→ **WHAT THIS TASK INVOLVES**
Summarize the text on attorney fee agreements and champerty in two sentences.

begin TEXT BLOCK

Before closing my remarks on this head, I will add the observation that the
American decisions on the subject have not been overlooked, and that it is
quite understood that the weight of such decisions is in favor of
considering the English doctrine relating to this topic, even as it relates
to advocates, as obsolete and inapplicable to the times. All I wish to say
is, that I cannot concur in this view, for the rule in question has always
flourished in full vigor as a part of the common law, and has never, during
any interval of time, fallen into disuse; and that as its only foundation
was its supposed efficacy in sustaining the honorable standing of the
advocate, I can by no means admit that such a rule is alien to the
professional ethics of this country. The principle that the advocate cannot
stipulate with his client for his perquisites, is one of the established
customs of our inherited jurisprudence, and is entirely consistent with our
social conditions, and, therefore, in my opinion, is not to be eliminated
except by legislation.

The second objection to the maintenance of this suit is that the agreement
sued on is champertous.

The engagement of the client in the present case was that the attorney
should, if successful in the suit, be entitled to a certain part of the
moneys thus recovered, and such an agreement, I am satisfied, would be
champertous by force of the ancient English statutes. It was urged, on the
argument, that a stipulation to bear the expenses of the litigation is an
essential ingredient in the offence of champerty, and that there was no such
stipulation in this case; but the authorities do not sustain, but, on the
contrary, they overthrow this contention. Lord Coke, in 2 Inst. 564, says,
treating of champerty, “an apprentice or attorney cannot contract to have
any part of the thing in demand, after the recovery;” and in Box v. Barnaby,
Hob. 117, the similar view of Chief Justice Hobart is thus expressed: “I
hold that if an attorney follow a cause to be paid in gross, when it is
recovered, that is champerty.” The consent of the attorney to give his
services is in effect a stipulation to contribute largely to the ordinary
expense of a suit, and, consequently, it would seem to follow, reasoning
upon general principles, that such an arrangement must be deemed illegal
wherever the statutes in question are in force. Entertaining this view, the
only remaining question is whether the English statutory or common law,
touching this subject, has been adopted in this state.

end TEXT BLOCK
begin STORED DATA

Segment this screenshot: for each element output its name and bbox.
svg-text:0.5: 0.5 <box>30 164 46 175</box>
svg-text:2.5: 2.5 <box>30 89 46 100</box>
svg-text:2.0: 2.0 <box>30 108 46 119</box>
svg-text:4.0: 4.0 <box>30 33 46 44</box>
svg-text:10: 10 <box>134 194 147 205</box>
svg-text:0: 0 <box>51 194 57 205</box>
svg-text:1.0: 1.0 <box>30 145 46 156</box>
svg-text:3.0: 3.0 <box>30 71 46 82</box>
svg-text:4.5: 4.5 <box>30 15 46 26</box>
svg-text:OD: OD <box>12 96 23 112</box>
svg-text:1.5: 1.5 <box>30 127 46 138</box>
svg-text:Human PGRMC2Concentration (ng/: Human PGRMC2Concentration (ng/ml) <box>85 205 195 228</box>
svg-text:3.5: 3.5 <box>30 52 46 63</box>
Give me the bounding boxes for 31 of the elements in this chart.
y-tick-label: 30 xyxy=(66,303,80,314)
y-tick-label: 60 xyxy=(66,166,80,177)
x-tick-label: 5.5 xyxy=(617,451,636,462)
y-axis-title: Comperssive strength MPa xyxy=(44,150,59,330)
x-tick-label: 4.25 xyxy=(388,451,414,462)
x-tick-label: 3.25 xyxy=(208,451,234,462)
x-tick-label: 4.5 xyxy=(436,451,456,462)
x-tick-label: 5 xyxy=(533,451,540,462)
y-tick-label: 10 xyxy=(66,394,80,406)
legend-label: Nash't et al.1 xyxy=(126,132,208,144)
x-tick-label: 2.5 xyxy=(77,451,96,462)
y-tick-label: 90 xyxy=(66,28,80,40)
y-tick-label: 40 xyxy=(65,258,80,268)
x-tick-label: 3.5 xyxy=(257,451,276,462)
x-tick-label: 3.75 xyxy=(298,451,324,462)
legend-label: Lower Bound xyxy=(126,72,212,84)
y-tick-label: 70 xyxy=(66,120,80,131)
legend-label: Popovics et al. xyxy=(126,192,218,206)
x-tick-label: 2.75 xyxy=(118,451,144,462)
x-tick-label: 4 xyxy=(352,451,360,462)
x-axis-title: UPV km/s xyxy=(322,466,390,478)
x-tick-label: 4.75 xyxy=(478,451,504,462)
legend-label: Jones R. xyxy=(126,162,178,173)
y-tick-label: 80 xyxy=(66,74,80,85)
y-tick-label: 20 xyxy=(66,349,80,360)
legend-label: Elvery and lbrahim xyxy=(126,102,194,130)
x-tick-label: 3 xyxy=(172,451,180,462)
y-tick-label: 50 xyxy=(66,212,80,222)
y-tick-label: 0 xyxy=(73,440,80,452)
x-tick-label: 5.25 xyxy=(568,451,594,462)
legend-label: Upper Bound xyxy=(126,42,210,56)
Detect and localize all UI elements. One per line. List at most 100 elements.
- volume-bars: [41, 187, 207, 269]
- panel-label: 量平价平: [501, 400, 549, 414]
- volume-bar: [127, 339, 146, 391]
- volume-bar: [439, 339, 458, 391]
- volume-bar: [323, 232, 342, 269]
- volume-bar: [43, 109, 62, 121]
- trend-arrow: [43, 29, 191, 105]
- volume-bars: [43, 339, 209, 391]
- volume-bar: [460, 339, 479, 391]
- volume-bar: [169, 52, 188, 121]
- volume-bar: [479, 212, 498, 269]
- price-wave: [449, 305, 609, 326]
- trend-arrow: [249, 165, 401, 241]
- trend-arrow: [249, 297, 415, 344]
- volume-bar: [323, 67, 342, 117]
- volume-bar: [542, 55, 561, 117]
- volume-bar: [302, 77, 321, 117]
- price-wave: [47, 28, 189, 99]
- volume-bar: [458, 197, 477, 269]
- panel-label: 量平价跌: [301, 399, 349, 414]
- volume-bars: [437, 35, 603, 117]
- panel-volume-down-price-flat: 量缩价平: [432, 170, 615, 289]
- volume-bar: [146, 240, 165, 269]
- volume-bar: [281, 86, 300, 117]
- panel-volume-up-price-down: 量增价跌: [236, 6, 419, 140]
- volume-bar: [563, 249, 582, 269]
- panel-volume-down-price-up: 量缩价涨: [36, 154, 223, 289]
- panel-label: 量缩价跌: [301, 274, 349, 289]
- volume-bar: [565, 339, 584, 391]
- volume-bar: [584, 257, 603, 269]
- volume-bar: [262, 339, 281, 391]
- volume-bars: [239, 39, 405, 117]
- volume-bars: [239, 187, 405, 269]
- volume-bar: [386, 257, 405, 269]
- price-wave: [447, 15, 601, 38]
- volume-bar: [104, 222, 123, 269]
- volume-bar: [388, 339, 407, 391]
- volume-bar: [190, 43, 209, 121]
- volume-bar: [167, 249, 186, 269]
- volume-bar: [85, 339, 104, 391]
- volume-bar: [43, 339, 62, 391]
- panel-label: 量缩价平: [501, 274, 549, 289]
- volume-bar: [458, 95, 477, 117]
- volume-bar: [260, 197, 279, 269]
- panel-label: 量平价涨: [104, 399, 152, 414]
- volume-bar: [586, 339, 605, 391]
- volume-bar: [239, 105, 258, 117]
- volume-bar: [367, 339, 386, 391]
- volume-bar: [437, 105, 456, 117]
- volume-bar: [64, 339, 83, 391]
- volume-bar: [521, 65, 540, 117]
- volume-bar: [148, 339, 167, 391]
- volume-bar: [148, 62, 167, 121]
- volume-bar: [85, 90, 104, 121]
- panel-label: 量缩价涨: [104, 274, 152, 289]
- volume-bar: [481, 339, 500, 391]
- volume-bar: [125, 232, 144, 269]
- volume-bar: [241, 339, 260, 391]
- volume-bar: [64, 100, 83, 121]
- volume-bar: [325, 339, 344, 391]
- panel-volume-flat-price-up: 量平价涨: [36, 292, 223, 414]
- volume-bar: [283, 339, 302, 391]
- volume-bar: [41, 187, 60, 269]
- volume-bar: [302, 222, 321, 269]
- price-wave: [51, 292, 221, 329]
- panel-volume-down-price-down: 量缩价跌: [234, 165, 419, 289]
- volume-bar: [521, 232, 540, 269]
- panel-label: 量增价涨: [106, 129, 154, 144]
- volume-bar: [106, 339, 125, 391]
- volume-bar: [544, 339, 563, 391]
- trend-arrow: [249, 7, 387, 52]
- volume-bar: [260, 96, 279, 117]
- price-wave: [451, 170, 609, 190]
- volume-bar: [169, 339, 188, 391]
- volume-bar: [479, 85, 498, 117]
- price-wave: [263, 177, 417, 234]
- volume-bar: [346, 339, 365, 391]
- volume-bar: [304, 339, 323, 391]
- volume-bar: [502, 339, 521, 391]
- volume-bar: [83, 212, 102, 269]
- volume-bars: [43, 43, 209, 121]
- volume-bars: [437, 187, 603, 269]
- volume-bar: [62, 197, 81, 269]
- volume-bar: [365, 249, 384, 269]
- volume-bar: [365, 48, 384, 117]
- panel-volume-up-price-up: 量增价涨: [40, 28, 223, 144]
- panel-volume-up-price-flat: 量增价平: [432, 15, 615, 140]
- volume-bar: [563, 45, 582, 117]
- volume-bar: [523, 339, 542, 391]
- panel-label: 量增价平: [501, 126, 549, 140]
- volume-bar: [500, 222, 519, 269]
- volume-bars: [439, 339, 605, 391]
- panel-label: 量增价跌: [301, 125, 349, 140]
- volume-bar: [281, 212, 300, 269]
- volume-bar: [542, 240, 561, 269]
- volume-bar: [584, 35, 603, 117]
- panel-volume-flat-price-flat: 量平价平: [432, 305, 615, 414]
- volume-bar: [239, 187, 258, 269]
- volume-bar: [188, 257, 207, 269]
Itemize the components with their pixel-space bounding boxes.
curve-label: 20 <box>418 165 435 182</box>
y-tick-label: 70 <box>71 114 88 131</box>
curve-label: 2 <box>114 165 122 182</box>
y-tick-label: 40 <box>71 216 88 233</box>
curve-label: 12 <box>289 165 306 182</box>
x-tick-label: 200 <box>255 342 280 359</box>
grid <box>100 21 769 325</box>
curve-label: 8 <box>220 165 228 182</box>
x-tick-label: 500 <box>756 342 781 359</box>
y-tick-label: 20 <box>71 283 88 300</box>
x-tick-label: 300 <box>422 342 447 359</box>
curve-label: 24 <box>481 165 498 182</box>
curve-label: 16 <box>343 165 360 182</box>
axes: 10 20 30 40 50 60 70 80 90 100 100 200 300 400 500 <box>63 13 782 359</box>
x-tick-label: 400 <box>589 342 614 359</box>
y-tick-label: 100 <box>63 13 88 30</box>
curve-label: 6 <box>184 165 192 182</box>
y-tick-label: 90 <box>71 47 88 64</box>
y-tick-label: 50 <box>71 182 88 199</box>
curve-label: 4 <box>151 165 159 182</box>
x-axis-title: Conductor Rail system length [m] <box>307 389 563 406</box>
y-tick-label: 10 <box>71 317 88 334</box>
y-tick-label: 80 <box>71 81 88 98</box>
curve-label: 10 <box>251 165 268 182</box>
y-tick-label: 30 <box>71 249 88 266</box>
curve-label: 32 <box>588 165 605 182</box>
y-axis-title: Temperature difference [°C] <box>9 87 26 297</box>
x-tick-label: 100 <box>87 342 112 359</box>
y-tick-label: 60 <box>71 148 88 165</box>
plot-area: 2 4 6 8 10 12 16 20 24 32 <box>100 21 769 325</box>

end STORED DATA

→ **RESPONSE TO THIS TASK**
The writer disagrees with American decisions that treat as obsolete the English rule that an advocate cannot stipulate with a client for his perquisites, holding that the rule remains part of the common law, is consistent with social conditions here, and should be removed only by legislation. The writer also finds that the client's promise to give the attorney part of any money recovered would be champertous under the ancient English statutes, rejects the argument that champerty requires a promise to bear the costs of the litigation, and leaves open only whether the English statutory or common law on the subject has been adopted in the state.